(Job):
Transcribe every line, keeping it exact.

(Raw records):

# # # #

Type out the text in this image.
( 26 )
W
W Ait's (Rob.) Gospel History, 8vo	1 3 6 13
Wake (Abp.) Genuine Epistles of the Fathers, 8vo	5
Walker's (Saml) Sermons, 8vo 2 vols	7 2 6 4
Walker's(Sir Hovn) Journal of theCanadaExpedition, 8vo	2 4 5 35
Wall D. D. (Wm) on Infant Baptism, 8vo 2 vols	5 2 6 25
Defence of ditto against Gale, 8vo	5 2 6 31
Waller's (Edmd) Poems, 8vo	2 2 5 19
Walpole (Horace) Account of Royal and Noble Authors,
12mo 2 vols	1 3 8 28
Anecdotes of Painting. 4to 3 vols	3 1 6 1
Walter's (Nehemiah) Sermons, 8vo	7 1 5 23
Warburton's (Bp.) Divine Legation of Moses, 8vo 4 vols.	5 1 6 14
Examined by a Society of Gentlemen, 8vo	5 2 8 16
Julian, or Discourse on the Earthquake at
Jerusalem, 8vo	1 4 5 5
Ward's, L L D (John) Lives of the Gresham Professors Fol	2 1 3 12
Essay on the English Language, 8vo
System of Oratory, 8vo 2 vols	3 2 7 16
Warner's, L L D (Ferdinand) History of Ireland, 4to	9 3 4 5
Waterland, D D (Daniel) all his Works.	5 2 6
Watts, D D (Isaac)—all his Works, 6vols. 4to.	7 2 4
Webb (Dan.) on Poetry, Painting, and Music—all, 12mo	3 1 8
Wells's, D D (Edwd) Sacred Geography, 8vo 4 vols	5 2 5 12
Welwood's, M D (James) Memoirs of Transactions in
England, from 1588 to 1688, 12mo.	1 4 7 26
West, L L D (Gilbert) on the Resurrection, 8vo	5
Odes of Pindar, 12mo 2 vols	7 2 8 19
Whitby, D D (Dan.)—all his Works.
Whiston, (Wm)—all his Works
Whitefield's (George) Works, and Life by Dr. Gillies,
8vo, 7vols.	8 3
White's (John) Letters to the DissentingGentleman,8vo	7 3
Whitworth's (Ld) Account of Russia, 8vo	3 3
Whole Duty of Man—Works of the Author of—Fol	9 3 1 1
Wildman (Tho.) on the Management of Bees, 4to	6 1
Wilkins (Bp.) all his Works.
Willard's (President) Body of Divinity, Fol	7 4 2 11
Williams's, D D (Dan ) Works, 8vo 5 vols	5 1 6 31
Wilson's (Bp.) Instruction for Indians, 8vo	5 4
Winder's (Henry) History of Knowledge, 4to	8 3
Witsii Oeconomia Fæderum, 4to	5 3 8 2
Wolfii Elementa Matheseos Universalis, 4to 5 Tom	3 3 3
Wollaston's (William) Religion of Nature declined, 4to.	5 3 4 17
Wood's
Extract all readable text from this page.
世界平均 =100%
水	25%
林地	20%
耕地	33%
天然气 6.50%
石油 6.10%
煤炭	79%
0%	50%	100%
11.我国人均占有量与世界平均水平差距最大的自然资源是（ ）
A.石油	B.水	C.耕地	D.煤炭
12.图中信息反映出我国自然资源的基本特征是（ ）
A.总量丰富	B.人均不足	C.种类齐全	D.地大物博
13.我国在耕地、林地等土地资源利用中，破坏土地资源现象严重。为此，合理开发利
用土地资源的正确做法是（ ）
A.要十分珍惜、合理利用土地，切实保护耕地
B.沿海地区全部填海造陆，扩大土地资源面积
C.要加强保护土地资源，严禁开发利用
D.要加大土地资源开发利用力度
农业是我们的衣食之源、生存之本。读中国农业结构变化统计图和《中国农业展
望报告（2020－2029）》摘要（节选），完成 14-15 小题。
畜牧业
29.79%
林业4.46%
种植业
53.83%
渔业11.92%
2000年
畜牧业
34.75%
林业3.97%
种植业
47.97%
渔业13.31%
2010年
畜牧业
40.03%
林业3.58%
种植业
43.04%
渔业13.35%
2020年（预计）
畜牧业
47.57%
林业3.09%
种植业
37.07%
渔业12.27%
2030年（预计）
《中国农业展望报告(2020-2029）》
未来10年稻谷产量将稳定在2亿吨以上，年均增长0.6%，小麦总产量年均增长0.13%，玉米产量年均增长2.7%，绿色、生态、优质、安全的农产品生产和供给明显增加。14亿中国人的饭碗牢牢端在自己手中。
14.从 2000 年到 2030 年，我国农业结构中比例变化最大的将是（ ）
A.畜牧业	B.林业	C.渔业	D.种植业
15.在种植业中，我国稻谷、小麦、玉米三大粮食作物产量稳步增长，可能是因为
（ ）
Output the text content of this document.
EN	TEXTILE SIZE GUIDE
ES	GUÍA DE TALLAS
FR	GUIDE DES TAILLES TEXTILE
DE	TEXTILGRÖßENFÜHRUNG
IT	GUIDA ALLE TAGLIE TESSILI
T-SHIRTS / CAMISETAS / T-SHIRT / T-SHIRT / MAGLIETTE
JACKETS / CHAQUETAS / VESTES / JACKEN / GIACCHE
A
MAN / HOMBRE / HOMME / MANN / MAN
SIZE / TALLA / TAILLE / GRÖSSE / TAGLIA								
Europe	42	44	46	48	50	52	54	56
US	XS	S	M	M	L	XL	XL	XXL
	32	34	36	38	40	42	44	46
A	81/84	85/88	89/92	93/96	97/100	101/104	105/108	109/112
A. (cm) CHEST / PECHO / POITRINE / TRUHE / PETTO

# # # #

(Exercise answer):
Type out the text in this image.
( 26 )
W
W Ait's (Rob.) Gospel History, 8vo	1 3 6 13
Wake (Abp.) Genuine Epistles of the Fathers, 8vo	5
Walker's (Saml) Sermons, 8vo 2 vols	7 2 6 4
Walker's(Sir Hovn) Journal of theCanadaExpedition, 8vo	2 4 5 35
Wall D. D. (Wm) on Infant Baptism, 8vo 2 vols	5 2 6 25
Defence of ditto against Gale, 8vo	5 2 6 31
Waller's (Edmd) Poems, 8vo	2 2 5 19
Walpole (Horace) Account of Royal and Noble Authors,
12mo 2 vols	1 3 8 28
Anecdotes of Painting. 4to 3 vols	3 1 6 1
Walter's (Nehemiah) Sermons, 8vo	7 1 5 23
Warburton's (Bp.) Divine Legation of Moses, 8vo 4 vols.	5 1 6 14
Examined by a Society of Gentlemen, 8vo	5 2 8 16
Julian, or Discourse on the Earthquake at
Jerusalem, 8vo	1 4 5 5
Ward's, L L D (John) Lives of the Gresham Professors Fol	2 1 3 12
Essay on the English Language, 8vo
System of Oratory, 8vo 2 vols	3 2 7 16
Warner's, L L D (Ferdinand) History of Ireland, 4to	9 3 4 5
Waterland, D D (Daniel) all his Works.	5 2 6
Watts, D D (Isaac)—all his Works, 6vols. 4to.	7 2 4
Webb (Dan.) on Poetry, Painting, and Music—all, 12mo	3 1 8
Wells's, D D (Edwd) Sacred Geography, 8vo 4 vols	5 2 5 12
Welwood's, M D (James) Memoirs of Transactions in
England, from 1588 to 1688, 12mo.	1 4 7 26
West, L L D (Gilbert) on the Resurrection, 8vo	5
Odes of Pindar, 12mo 2 vols	7 2 8 19
Whitby, D D (Dan.)—all his Works.
Whiston, (Wm)—all his Works
Whitefield's (George) Works, and Life by Dr. Gillies,
8vo, 7vols.	8 3
White's (John) Letters to the DissentingGentleman,8vo	7 3
Whitworth's (Ld) Account of Russia, 8vo	3 3
Whole Duty of Man—Works of the Author of—Fol	9 3 1 1
Wildman (Tho.) on the Management of Bees, 4to	6 1
Wilkins (Bp.) all his Works.
Willard's (President) Body of Divinity, Fol	7 4 2 11
Williams's, D D (Dan ) Works, 8vo 5 vols	5 1 6 31
Wilson's (Bp.) Instruction for Indians, 8vo	5 4
Winder's (Henry) History of Knowledge, 4to	8 3
Witsii Oeconomia Fæderum, 4to	5 3 8 2
Wolfii Elementa Matheseos Universalis, 4to 5 Tom	3 3 3
Wollaston's (William) Religion of Nature declined, 4to.	5 3 4 17
Wood's
Extract all readable text from this page.
世界平均 =100%
水	25%
林地	20%
耕地	33%
天然气 6.50%
石油 6.10%
煤炭	79%
0%	50%	100%
11.我国人均占有量与世界平均水平差距最大的自然资源是（ ）
A.石油	B.水	C.耕地	D.煤炭
12.图中信息反映出我国自然资源的基本特征是（ ）
A.总量丰富	B.人均不足	C.种类齐全	D.地大物博
13.我国在耕地、林地等土地资源利用中，破坏土地资源现象严重。为此，合理开发利
用土地资源的正确做法是（ ）
A.要十分珍惜、合理利用土地，切实保护耕地
B.沿海地区全部填海造陆，扩大土地资源面积
C.要加强保护土地资源，严禁开发利用
D.要加大土地资源开发利用力度
农业是我们的衣食之源、生存之本。读中国农业结构变化统计图和《中国农业展
望报告（2020－2029）》摘要（节选），完成 14-15 小题。
畜牧业
29.79%
林业4.46%
种植业
53.83%
渔业11.92%
2000年
畜牧业
34.75%
林业3.97%
种植业
47.97%
渔业13.31%
2010年
畜牧业
40.03%
林业3.58%
种植业
43.04%
渔业13.35%
2020年（预计）
畜牧业
47.57%
林业3.09%
种植业
37.07%
渔业12.27%
2030年（预计）
《中国农业展望报告(2020-2029）》
未来10年稻谷产量将稳定在2亿吨以上，年均增长0.6%，小麦总产量年均增长0.13%，玉米产量年均增长2.7%，绿色、生态、优质、安全的农产品生产和供给明显增加。14亿中国人的饭碗牢牢端在自己手中。
14.从 2000 年到 2030 年，我国农业结构中比例变化最大的将是（ ）
A.畜牧业	B.林业	C.渔业	D.种植业
15.在种植业中，我国稻谷、小麦、玉米三大粮食作物产量稳步增长，可能是因为
（ ）
Output the text content of this document.
EN	TEXTILE SIZE GUIDE
ES	GUÍA DE TALLAS
FR	GUIDE DES TAILLES TEXTILE
DE	TEXTILGRÖßENFÜHRUNG
IT	GUIDA ALLE TAGLIE TESSILI
T-SHIRTS / CAMISETAS / T-SHIRT / T-SHIRT / MAGLIETTE
JACKETS / CHAQUETAS / VESTES / JACKEN / GIACCHE
A
MAN / HOMBRE / HOMME / MANN / MAN
SIZE / TALLA / TAILLE / GRÖSSE / TAGLIA								
Europe	42	44	46	48	50	52	54	56
US	XS	S	M	M	L	XL	XL	XXL
	32	34	36	38	40	42	44	46
A	81/84	85/88	89/92	93/96	97/100	101/104	105/108	109/112
A. (cm) CHEST / PECHO / POITRINE / TRUHE / PETTO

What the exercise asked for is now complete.